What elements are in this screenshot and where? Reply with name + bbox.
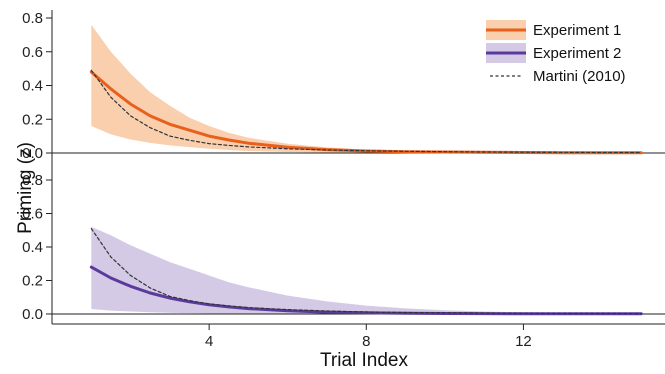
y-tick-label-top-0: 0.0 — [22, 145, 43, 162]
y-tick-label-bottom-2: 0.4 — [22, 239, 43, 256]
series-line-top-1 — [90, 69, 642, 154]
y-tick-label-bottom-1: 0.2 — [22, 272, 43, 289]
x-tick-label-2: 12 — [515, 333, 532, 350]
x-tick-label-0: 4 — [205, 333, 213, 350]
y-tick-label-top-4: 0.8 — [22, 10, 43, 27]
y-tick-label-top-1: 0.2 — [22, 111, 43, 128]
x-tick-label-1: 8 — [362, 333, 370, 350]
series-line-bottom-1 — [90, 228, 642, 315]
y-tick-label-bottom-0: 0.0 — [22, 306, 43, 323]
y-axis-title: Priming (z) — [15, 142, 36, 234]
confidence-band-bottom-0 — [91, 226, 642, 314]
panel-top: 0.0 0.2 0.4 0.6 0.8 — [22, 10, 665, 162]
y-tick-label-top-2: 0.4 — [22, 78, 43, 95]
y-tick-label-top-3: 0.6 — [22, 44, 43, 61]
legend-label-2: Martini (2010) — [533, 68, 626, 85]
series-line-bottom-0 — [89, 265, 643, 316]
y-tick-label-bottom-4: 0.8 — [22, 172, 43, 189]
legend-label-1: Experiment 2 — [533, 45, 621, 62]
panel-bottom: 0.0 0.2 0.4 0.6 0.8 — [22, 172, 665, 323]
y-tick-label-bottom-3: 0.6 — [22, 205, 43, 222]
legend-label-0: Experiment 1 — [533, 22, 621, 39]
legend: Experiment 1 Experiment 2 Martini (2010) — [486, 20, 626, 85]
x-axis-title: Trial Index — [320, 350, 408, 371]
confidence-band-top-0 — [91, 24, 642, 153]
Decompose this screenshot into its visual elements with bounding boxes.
________
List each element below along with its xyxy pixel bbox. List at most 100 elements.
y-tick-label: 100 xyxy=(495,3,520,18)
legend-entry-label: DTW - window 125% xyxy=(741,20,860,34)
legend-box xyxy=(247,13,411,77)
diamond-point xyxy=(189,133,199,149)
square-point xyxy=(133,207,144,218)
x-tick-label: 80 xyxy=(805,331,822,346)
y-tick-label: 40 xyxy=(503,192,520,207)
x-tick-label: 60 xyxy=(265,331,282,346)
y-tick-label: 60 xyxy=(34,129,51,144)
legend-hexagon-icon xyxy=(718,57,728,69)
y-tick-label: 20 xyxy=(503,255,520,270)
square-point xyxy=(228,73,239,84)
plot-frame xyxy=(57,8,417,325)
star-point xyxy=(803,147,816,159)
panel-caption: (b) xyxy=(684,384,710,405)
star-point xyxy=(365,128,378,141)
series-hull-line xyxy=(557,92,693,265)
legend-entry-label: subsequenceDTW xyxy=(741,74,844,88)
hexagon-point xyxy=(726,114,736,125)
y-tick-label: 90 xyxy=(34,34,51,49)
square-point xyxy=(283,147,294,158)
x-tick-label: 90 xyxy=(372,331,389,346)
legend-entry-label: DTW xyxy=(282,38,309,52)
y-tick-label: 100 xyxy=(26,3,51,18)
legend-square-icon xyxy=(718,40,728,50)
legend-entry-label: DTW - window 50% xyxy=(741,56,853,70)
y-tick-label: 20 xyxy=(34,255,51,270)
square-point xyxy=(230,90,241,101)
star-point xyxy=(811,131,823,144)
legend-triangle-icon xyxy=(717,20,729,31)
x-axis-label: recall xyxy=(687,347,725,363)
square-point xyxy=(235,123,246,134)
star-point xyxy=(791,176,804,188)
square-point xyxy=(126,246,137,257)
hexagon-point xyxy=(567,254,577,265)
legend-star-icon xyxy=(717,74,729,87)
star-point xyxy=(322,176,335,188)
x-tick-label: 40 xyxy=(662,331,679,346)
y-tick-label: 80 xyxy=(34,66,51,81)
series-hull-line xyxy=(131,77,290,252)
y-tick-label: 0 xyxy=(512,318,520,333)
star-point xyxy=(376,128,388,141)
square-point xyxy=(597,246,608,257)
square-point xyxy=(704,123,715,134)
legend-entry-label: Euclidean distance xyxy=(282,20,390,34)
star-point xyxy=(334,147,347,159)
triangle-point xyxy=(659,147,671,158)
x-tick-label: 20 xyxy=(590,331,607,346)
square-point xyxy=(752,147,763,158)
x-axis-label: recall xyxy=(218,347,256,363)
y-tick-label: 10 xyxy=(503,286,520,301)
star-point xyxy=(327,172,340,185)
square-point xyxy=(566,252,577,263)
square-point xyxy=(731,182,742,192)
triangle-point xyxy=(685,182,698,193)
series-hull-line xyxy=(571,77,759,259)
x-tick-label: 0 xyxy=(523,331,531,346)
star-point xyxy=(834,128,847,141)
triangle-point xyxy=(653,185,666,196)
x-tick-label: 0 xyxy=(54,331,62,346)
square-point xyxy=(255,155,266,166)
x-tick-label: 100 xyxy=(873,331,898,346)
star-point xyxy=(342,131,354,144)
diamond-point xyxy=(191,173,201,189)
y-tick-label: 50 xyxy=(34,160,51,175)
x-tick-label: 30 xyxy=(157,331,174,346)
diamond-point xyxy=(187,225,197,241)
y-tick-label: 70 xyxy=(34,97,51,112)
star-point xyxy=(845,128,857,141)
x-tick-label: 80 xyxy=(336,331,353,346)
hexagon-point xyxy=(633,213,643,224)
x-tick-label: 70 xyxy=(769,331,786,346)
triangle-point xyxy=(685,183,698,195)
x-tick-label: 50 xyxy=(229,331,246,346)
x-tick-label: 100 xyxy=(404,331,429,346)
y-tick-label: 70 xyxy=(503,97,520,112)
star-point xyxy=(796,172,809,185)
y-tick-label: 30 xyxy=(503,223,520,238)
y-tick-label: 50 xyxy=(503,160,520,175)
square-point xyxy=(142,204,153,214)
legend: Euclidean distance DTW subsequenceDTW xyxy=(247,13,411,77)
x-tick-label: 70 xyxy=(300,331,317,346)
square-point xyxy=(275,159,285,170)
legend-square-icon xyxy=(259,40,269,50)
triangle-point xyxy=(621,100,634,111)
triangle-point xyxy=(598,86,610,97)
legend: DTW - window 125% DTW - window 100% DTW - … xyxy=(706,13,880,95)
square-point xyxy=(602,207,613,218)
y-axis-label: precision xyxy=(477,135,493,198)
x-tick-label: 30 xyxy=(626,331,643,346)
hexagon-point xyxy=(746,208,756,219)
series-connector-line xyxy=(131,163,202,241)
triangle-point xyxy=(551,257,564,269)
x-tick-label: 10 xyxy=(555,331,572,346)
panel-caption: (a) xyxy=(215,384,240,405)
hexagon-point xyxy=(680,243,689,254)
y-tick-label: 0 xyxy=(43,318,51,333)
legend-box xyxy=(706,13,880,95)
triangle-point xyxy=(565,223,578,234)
________
_What you will do_.
Return, unchanged, the lines of the first block of records from the line with "y-tick-label-top-0: 0.0 — [22, 145, 43, 162]" to the line with "panel-top: 0.0 0.2", including both of those lines.

_Output of the exercise_.
y-tick-label-top-0: 0.0 — [22, 145, 43, 162]
y-tick-label-bottom-2: 0.4 — [22, 239, 43, 256]
series-line-top-1 — [90, 69, 642, 154]
y-tick-label-bottom-1: 0.2 — [22, 272, 43, 289]
x-tick-label-2: 12 — [515, 333, 532, 350]
x-tick-label-0: 4 — [205, 333, 213, 350]
y-tick-label-top-4: 0.8 — [22, 10, 43, 27]
y-tick-label-top-1: 0.2 — [22, 111, 43, 128]
x-tick-label-1: 8 — [362, 333, 370, 350]
series-line-bottom-1 — [90, 228, 642, 315]
y-tick-label-bottom-0: 0.0 — [22, 306, 43, 323]
y-axis-title: Priming (z) — [15, 142, 36, 234]
confidence-band-bottom-0 — [91, 226, 642, 314]
panel-top: 0.0 0.2 0.4 0.6 0.8 — [22, 10, 665, 162]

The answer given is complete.